[PAGE EXTRACT]
***
Sunday, March 7, 2010


Probably due to the fact that Jeremy Renner is getting alot of attention these days (and an Oscar nom) for the disappointing 'The Hurt Locker,' I was craving rewatching one of my favorite films, 'Dahmer' (2002). Of course the Academy would never recognize a film like 'Dahmer' but I think Renner's nuanced performance as the disturbed yet alluring serial killer was much more deserving of an Oscar nomination. At least he was nominated for an Independent Spirit Award.
Late last night I satiated my craving and rewatched the film.

Serious, somber and sensitive, 'Dahmer' is not a stereotypical sensationalist bio pic. The opening credit montage of a chocolate factory assembly line eerily set to Patsy Cline's "just out of reach" immediately signals that this is not going to be the Jeffrey Dahmer movie viewers are anticipating even though the action then meticulously moves to Dahmer luring a victim from a department store back to his apartment where he proceeds to perform a partial lobotomy on the boy with a power drill.
Despite atrocious acts like the aforementioned lobotomy, director and writer David Jacobson refuses to demonize the tortured Dahmer. I think it makes people feel better to distance themselves from others who commit abhorrent acts by referring to them as "monsters." By doing so, people draw a clear line separating themselves from a murderer. It is true that Jeffrey Dahmer did monstrous things but it is ignorant to think that he was somehow less human or all that different from you and me. Dahmer was someone's son and someone's neighbour, not a "monster."
A moralistic perspective on Dahmer's actions is refused by director Jacobson. Instead, a coolly detached, restrained perspective aided by precise, sometimes stark camerawork by Chris Manley and editing by Bipasha Shom, show without telling. Events, including the murder and dismemberment of Dahmer's first victim, are presented in a manner that is startlingly matter-of-fact, stripped naked of a damning or condemning voice. This moral ambiguity is something I appreciate as it lets the viewer determine things on their own, reach their own conclusions and feel their own emotions without heavy handed guidance.
Jacobson also refuses to play the silly textbook game of connect the ( behavioral/psychological) dots from childhood to adulthood to somehow explain why Dahmer became one of America's grisliest mass murderers. Many horror films about killers, Rob Zombie's reworking of 'Halloween' (2007) and even the excellent 'Henry: Portrait of a Serial Killer' (1986) for examples, paint simple pictures of a troubled, abused boy becoming a troubled, abusing (and killing) man. But realistically, things are not always so simple. The timeline of 'Dahmer' slides back and forth between the present and snippets of Jeffrey's adolescence. Sure his father is revealed to have been slightly oppressive and humiliating and his parents divorced, but Dahmer was not forced to dress in women's clothing and watch his mother fuck strange men who later molested him (as in 'Henry'). 'Dahmer' demonstrates that sometimes there are no clear, formulaic reasons for why we do the things we do, making the film all the more chilling.
***
[DATASET EXTRACT]
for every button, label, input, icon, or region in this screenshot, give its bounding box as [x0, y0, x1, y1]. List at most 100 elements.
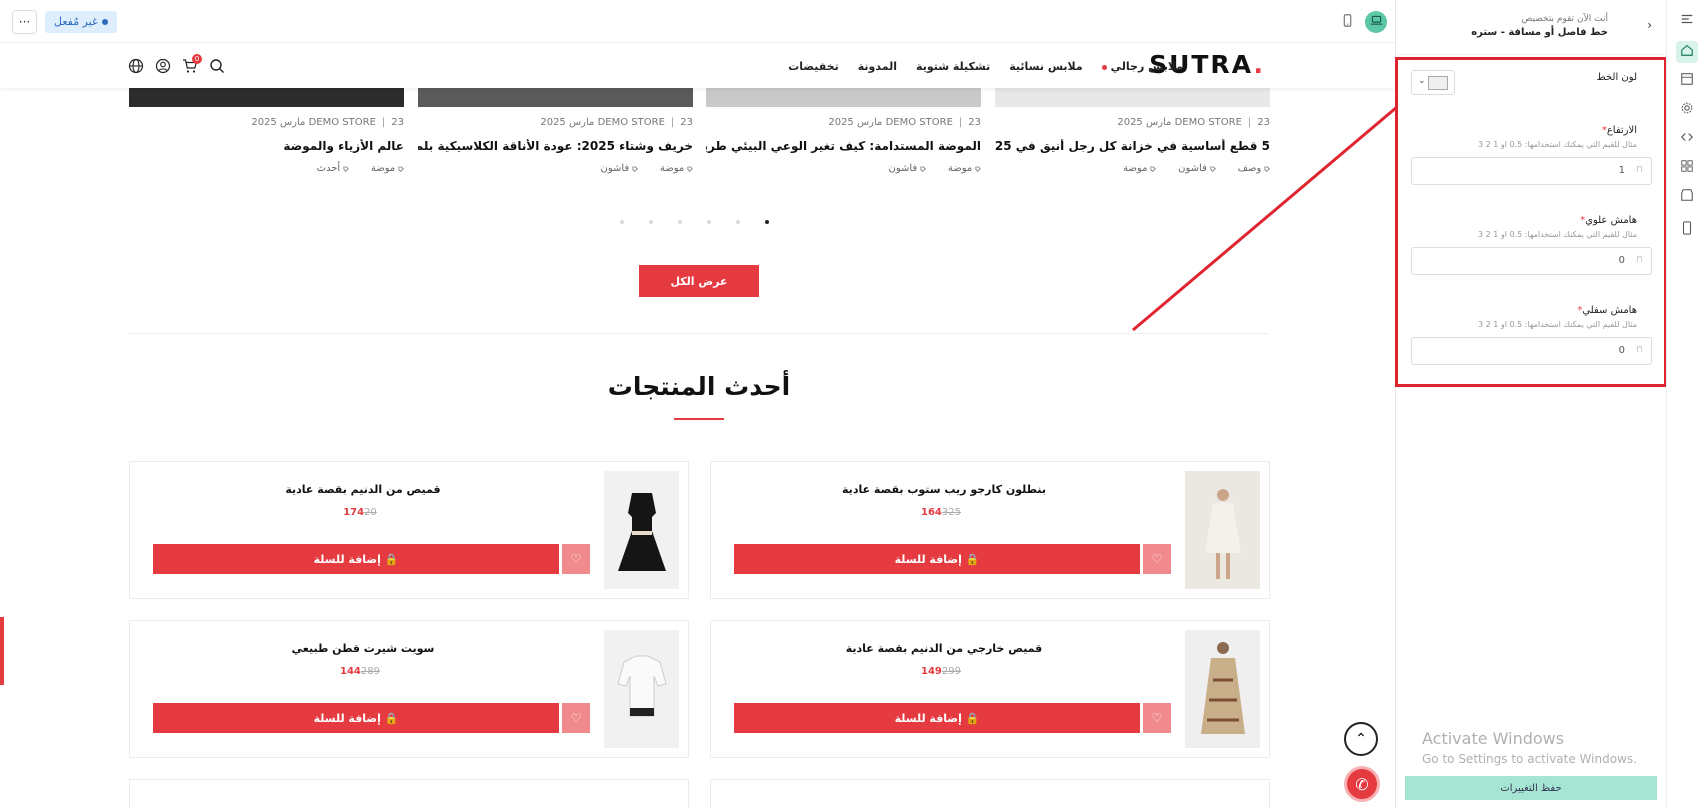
***
[REQUEST]
Please check the review of 'Dahmer' above and name the person credited there with the film's camerawork.

[PROBLEM SOLUTION]
Chris Manley